**Data provided**
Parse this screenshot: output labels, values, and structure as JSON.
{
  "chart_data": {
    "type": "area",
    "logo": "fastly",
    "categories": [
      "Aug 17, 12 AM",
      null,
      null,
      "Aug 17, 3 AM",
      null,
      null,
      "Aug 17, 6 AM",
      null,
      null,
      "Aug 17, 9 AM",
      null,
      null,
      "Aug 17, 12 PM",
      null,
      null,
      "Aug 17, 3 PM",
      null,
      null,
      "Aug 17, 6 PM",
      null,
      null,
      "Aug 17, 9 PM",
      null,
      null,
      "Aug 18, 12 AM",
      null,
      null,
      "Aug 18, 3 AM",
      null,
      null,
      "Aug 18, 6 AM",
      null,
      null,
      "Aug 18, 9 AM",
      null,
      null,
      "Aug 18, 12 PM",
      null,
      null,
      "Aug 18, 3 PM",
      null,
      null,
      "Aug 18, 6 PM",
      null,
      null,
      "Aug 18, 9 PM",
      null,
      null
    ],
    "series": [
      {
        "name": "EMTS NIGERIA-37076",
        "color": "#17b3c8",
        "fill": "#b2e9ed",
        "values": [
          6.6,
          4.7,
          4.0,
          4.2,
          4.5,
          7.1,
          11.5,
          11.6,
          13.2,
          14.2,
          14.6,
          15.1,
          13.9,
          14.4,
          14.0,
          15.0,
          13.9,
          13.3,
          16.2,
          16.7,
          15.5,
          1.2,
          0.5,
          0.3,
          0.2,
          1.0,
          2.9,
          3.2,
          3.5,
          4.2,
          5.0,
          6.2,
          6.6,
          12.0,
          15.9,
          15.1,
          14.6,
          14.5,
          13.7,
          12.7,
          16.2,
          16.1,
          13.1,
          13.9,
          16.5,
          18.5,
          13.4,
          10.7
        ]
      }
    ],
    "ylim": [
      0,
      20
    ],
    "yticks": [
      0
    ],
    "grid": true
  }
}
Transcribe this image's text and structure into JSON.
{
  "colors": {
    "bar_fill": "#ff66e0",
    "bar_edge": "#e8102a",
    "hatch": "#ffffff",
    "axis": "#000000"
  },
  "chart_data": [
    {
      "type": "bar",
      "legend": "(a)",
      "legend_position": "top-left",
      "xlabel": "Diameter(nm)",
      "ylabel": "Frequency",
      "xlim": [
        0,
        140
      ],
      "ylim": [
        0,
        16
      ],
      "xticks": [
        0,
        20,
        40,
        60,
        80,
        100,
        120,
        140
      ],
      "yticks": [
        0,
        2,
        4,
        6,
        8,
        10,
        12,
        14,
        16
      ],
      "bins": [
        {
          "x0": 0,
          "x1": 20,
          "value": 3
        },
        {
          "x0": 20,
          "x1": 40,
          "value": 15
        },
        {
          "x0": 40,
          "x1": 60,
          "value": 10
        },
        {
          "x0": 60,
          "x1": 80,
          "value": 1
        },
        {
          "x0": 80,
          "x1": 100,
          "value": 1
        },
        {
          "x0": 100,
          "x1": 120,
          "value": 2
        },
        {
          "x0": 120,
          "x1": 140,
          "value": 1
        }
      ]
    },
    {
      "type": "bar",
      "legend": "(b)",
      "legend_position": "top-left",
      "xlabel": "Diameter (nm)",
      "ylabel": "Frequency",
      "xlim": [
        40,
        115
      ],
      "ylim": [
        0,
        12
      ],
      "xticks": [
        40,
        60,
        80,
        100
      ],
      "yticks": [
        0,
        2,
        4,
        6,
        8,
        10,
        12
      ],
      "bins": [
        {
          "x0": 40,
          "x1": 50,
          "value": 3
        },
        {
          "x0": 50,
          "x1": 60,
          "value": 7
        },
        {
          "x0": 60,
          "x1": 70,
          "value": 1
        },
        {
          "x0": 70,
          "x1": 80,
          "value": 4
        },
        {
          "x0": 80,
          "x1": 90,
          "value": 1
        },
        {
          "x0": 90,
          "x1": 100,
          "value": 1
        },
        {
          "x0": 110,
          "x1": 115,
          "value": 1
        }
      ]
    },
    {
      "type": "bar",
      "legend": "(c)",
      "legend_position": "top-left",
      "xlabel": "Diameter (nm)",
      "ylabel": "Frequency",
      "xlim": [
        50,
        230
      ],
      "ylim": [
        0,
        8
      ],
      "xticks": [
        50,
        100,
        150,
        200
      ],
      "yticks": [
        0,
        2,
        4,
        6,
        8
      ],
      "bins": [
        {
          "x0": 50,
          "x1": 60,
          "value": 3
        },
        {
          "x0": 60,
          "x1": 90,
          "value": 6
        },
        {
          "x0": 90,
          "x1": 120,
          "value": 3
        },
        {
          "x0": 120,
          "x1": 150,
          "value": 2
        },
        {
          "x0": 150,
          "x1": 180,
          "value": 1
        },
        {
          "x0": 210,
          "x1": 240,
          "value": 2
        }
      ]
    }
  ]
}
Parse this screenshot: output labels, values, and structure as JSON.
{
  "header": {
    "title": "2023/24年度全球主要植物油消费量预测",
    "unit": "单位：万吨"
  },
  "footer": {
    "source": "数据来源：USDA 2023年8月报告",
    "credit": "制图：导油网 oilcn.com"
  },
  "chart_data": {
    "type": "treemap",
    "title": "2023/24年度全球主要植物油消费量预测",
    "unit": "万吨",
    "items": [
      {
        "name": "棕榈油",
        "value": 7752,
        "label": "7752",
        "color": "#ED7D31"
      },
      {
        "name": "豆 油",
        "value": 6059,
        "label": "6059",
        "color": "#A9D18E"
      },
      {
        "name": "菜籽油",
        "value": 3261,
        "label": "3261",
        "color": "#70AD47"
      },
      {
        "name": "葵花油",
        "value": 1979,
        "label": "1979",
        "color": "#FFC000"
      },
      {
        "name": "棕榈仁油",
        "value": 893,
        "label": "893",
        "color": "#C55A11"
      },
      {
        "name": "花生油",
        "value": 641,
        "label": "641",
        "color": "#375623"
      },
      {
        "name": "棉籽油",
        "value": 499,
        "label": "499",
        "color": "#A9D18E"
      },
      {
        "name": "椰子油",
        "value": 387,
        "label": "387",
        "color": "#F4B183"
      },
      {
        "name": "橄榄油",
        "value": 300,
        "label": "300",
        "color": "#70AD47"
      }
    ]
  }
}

**Task description**
Output the entries verbatim.

**Correct result**
Parse this screenshot: output labels, values, and structure as JSON.
{
  "chart_data": {
    "type": "area",
    "logo": "fastly",
    "categories": [
      "Aug 17, 12 AM",
      null,
      null,
      "Aug 17, 3 AM",
      null,
      null,
      "Aug 17, 6 AM",
      null,
      null,
      "Aug 17, 9 AM",
      null,
      null,
      "Aug 17, 12 PM",
      null,
      null,
      "Aug 17, 3 PM",
      null,
      null,
      "Aug 17, 6 PM",
      null,
      null,
      "Aug 17, 9 PM",
      null,
      null,
      "Aug 18, 12 AM",
      null,
      null,
      "Aug 18, 3 AM",
      null,
      null,
      "Aug 18, 6 AM",
      null,
      null,
      "Aug 18, 9 AM",
      null,
      null,
      "Aug 18, 12 PM",
      null,
      null,
      "Aug 18, 3 PM",
      null,
      null,
      "Aug 18, 6 PM",
      null,
      null,
      "Aug 18, 9 PM",
      null,
      null
    ],
    "series": [
      {
        "name": "EMTS NIGERIA-37076",
        "color": "#17b3c8",
        "fill": "#b2e9ed",
        "values": [
          6.6,
          4.7,
          4.0,
          4.2,
          4.5,
          7.1,
          11.5,
          11.6,
          13.2,
          14.2,
          14.6,
          15.1,
          13.9,
          14.4,
          14.0,
          15.0,
          13.9,
          13.3,
          16.2,
          16.7,
          15.5,
          1.2,
          0.5,
          0.3,
          0.2,
          1.0,
          2.9,
          3.2,
          3.5,
          4.2,
          5.0,
          6.2,
          6.6,
          12.0,
          15.9,
          15.1,
          14.6,
          14.5,
          13.7,
          12.7,
          16.2,
          16.1,
          13.1,
          13.9,
          16.5,
          18.5,
          13.4,
          10.7
        ]
      }
    ],
    "ylim": [
      0,
      20
    ],
    "yticks": [
      0
    ],
    "grid": true
  }
}
Transcribe this image's text and structure into JSON.
{
  "colors": {
    "bar_fill": "#ff66e0",
    "bar_edge": "#e8102a",
    "hatch": "#ffffff",
    "axis": "#000000"
  },
  "chart_data": [
    {
      "type": "bar",
      "legend": "(a)",
      "legend_position": "top-left",
      "xlabel": "Diameter(nm)",
      "ylabel": "Frequency",
      "xlim": [
        0,
        140
      ],
      "ylim": [
        0,
        16
      ],
      "xticks": [
        0,
        20,
        40,
        60,
        80,
        100,
        120,
        140
      ],
      "yticks": [
        0,
        2,
        4,
        6,
        8,
        10,
        12,
        14,
        16
      ],
      "bins": [
        {
          "x0": 0,
          "x1": 20,
          "value": 3
        },
        {
          "x0": 20,
          "x1": 40,
          "value": 15
        },
        {
          "x0": 40,
          "x1": 60,
          "value": 10
        },
        {
          "x0": 60,
          "x1": 80,
          "value": 1
        },
        {
          "x0": 80,
          "x1": 100,
          "value": 1
        },
        {
          "x0": 100,
          "x1": 120,
          "value": 2
        },
        {
          "x0": 120,
          "x1": 140,
          "value": 1
        }
      ]
    },
    {
      "type": "bar",
      "legend": "(b)",
      "legend_position": "top-left",
      "xlabel": "Diameter (nm)",
      "ylabel": "Frequency",
      "xlim": [
        40,
        115
      ],
      "ylim": [
        0,
        12
      ],
      "xticks": [
        40,
        60,
        80,
        100
      ],
      "yticks": [
        0,
        2,
        4,
        6,
        8,
        10,
        12
      ],
      "bins": [
        {
          "x0": 40,
          "x1": 50,
          "value": 3
        },
        {
          "x0": 50,
          "x1": 60,
          "value": 7
        },
        {
          "x0": 60,
          "x1": 70,
          "value": 1
        },
        {
          "x0": 70,
          "x1": 80,
          "value": 4
        },
        {
          "x0": 80,
          "x1": 90,
          "value": 1
        },
        {
          "x0": 90,
          "x1": 100,
          "value": 1
        },
        {
          "x0": 110,
          "x1": 115,
          "value": 1
        }
      ]
    },
    {
      "type": "bar",
      "legend": "(c)",
      "legend_position": "top-left",
      "xlabel": "Diameter (nm)",
      "ylabel": "Frequency",
      "xlim": [
        50,
        230
      ],
      "ylim": [
        0,
        8
      ],
      "xticks": [
        50,
        100,
        150,
        200
      ],
      "yticks": [
        0,
        2,
        4,
        6,
        8
      ],
      "bins": [
        {
          "x0": 50,
          "x1": 60,
          "value": 3
        },
        {
          "x0": 60,
          "x1": 90,
          "value": 6
        },
        {
          "x0": 90,
          "x1": 120,
          "value": 3
        },
        {
          "x0": 120,
          "x1": 150,
          "value": 2
        },
        {
          "x0": 150,
          "x1": 180,
          "value": 1
        },
        {
          "x0": 210,
          "x1": 240,
          "value": 2
        }
      ]
    }
  ]
}
Parse this screenshot: output labels, values, and structure as JSON.
{
  "header": {
    "title": "2023/24年度全球主要植物油消费量预测",
    "unit": "单位：万吨"
  },
  "footer": {
    "source": "数据来源：USDA 2023年8月报告",
    "credit": "制图：导油网 oilcn.com"
  },
  "chart_data": {
    "type": "treemap",
    "title": "2023/24年度全球主要植物油消费量预测",
    "unit": "万吨",
    "items": [
      {
        "name": "棕榈油",
        "value": 7752,
        "label": "7752",
        "color": "#ED7D31"
      },
      {
        "name": "豆 油",
        "value": 6059,
        "label": "6059",
        "color": "#A9D18E"
      },
      {
        "name": "菜籽油",
        "value": 3261,
        "label": "3261",
        "color": "#70AD47"
      },
      {
        "name": "葵花油",
        "value": 1979,
        "label": "1979",
        "color": "#FFC000"
      },
      {
        "name": "棕榈仁油",
        "value": 893,
        "label": "893",
        "color": "#C55A11"
      },
      {
        "name": "花生油",
        "value": 641,
        "label": "641",
        "color": "#375623"
      },
      {
        "name": "棉籽油",
        "value": 499,
        "label": "499",
        "color": "#A9D18E"
      },
      {
        "name": "椰子油",
        "value": 387,
        "label": "387",
        "color": "#F4B183"
      },
      {
        "name": "橄榄油",
        "value": 300,
        "label": "300",
        "color": "#70AD47"
      }
    ]
  }
}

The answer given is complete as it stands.